##### STORED RECORDS #####

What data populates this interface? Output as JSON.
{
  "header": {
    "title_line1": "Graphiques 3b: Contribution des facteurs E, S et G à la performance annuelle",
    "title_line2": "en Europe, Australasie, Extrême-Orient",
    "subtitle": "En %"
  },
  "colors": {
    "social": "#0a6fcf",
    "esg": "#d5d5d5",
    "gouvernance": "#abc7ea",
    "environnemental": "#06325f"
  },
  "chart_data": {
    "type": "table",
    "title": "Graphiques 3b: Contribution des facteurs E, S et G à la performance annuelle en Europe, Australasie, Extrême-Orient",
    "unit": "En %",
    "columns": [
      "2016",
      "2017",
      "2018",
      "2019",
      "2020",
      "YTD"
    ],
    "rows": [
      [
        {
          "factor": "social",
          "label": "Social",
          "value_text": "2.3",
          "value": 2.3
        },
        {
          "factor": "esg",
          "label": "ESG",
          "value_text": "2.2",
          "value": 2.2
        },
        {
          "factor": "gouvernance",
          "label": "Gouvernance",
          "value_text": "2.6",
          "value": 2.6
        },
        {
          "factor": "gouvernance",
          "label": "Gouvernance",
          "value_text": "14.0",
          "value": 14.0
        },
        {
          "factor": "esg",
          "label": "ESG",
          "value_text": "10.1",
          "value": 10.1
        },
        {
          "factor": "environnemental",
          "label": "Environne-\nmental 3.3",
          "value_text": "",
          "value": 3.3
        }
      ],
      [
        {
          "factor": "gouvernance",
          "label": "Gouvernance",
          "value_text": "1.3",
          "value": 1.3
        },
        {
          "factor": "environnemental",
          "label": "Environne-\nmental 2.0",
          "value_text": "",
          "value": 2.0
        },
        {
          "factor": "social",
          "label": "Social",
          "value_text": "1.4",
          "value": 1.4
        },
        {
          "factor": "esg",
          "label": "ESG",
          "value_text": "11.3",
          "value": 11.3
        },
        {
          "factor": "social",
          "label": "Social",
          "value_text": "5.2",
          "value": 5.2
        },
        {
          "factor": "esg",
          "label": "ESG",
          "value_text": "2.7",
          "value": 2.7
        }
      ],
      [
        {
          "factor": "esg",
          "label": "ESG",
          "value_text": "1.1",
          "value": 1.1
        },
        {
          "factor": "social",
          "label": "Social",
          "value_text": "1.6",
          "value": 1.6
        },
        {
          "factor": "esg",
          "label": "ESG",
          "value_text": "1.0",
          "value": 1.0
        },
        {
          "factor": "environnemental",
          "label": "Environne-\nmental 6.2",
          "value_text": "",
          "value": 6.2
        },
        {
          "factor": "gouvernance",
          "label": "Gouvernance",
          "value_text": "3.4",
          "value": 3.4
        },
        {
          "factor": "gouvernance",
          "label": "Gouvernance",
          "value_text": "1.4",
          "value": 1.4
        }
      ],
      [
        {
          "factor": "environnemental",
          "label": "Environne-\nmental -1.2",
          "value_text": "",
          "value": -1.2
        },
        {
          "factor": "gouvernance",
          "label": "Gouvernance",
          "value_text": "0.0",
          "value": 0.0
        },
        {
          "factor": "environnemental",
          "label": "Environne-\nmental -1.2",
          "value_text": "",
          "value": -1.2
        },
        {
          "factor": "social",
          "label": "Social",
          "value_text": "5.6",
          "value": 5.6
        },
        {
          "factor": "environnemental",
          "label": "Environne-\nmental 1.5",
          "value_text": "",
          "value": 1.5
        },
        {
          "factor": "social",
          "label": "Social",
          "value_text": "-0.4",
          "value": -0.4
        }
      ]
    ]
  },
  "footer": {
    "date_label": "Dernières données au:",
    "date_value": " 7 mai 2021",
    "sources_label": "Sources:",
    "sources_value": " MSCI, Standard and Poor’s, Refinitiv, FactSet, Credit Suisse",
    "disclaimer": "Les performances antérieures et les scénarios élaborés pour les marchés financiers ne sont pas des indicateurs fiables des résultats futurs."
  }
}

#####

**WHAT IS BEING ASKED**
Write out the data exactly as it stands.

**THE RESULT**
What data populates this interface? Output as JSON.
{
  "header": {
    "title_line1": "Graphiques 3b: Contribution des facteurs E, S et G à la performance annuelle",
    "title_line2": "en Europe, Australasie, Extrême-Orient",
    "subtitle": "En %"
  },
  "colors": {
    "social": "#0a6fcf",
    "esg": "#d5d5d5",
    "gouvernance": "#abc7ea",
    "environnemental": "#06325f"
  },
  "chart_data": {
    "type": "table",
    "title": "Graphiques 3b: Contribution des facteurs E, S et G à la performance annuelle en Europe, Australasie, Extrême-Orient",
    "unit": "En %",
    "columns": [
      "2016",
      "2017",
      "2018",
      "2019",
      "2020",
      "YTD"
    ],
    "rows": [
      [
        {
          "factor": "social",
          "label": "Social",
          "value_text": "2.3",
          "value": 2.3
        },
        {
          "factor": "esg",
          "label": "ESG",
          "value_text": "2.2",
          "value": 2.2
        },
        {
          "factor": "gouvernance",
          "label": "Gouvernance",
          "value_text": "2.6",
          "value": 2.6
        },
        {
          "factor": "gouvernance",
          "label": "Gouvernance",
          "value_text": "14.0",
          "value": 14.0
        },
        {
          "factor": "esg",
          "label": "ESG",
          "value_text": "10.1",
          "value": 10.1
        },
        {
          "factor": "environnemental",
          "label": "Environne-\nmental 3.3",
          "value_text": "",
          "value": 3.3
        }
      ],
      [
        {
          "factor": "gouvernance",
          "label": "Gouvernance",
          "value_text": "1.3",
          "value": 1.3
        },
        {
          "factor": "environnemental",
          "label": "Environne-\nmental 2.0",
          "value_text": "",
          "value": 2.0
        },
        {
          "factor": "social",
          "label": "Social",
          "value_text": "1.4",
          "value": 1.4
        },
        {
          "factor": "esg",
          "label": "ESG",
          "value_text": "11.3",
          "value": 11.3
        },
        {
          "factor": "social",
          "label": "Social",
          "value_text": "5.2",
          "value": 5.2
        },
        {
          "factor": "esg",
          "label": "ESG",
          "value_text": "2.7",
          "value": 2.7
        }
      ],
      [
        {
          "factor": "esg",
          "label": "ESG",
          "value_text": "1.1",
          "value": 1.1
        },
        {
          "factor": "social",
          "label": "Social",
          "value_text": "1.6",
          "value": 1.6
        },
        {
          "factor": "esg",
          "label": "ESG",
          "value_text": "1.0",
          "value": 1.0
        },
        {
          "factor": "environnemental",
          "label": "Environne-\nmental 6.2",
          "value_text": "",
          "value": 6.2
        },
        {
          "factor": "gouvernance",
          "label": "Gouvernance",
          "value_text": "3.4",
          "value": 3.4
        },
        {
          "factor": "gouvernance",
          "label": "Gouvernance",
          "value_text": "1.4",
          "value": 1.4
        }
      ],
      [
        {
          "factor": "environnemental",
          "label": "Environne-\nmental -1.2",
          "value_text": "",
          "value": -1.2
        },
        {
          "factor": "gouvernance",
          "label": "Gouvernance",
          "value_text": "0.0",
          "value": 0.0
        },
        {
          "factor": "environnemental",
          "label": "Environne-\nmental -1.2",
          "value_text": "",
          "value": -1.2
        },
        {
          "factor": "social",
          "label": "Social",
          "value_text": "5.6",
          "value": 5.6
        },
        {
          "factor": "environnemental",
          "label": "Environne-\nmental 1.5",
          "value_text": "",
          "value": 1.5
        },
        {
          "factor": "social",
          "label": "Social",
          "value_text": "-0.4",
          "value": -0.4
        }
      ]
    ]
  },
  "footer": {
    "date_label": "Dernières données au:",
    "date_value": " 7 mai 2021",
    "sources_label": "Sources:",
    "sources_value": " MSCI, Standard and Poor’s, Refinitiv, FactSet, Credit Suisse",
    "disclaimer": "Les performances antérieures et les scénarios élaborés pour les marchés financiers ne sont pas des indicateurs fiables des résultats futurs."
  }
}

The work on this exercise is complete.